STATED GOAL:
Give every line from the entries that contains "percent".
Start of RECORDED DATA
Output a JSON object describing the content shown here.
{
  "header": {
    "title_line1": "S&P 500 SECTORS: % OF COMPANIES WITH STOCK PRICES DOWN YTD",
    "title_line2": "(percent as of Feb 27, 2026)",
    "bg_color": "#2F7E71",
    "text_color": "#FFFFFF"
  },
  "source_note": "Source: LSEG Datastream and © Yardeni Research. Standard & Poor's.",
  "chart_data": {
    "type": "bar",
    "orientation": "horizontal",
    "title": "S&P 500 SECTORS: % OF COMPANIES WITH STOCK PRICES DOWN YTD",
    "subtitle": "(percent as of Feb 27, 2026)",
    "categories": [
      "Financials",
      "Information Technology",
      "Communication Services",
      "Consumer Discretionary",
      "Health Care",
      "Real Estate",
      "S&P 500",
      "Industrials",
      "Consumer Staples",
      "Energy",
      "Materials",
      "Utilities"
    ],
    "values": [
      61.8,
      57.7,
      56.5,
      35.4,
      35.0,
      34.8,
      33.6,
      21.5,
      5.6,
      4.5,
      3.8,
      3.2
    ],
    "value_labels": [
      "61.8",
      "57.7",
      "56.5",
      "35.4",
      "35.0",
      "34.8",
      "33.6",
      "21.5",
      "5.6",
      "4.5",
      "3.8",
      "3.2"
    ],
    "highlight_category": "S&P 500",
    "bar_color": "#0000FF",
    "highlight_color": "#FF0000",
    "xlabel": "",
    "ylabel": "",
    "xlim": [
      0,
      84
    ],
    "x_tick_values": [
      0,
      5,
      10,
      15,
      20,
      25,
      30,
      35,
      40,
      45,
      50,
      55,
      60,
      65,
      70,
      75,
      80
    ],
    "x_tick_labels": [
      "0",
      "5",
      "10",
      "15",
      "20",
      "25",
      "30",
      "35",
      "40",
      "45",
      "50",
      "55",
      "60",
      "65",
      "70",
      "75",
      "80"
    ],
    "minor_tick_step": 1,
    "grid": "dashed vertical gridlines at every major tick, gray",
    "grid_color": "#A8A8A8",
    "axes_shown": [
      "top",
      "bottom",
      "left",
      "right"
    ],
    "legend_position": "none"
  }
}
End of RECORDED DATA
RESPONSE TO THE EXERCISE:
    "title_line2": "(percent as of Feb 27, 2026)",
    "subtitle": "(percent as of Feb 27, 2026)",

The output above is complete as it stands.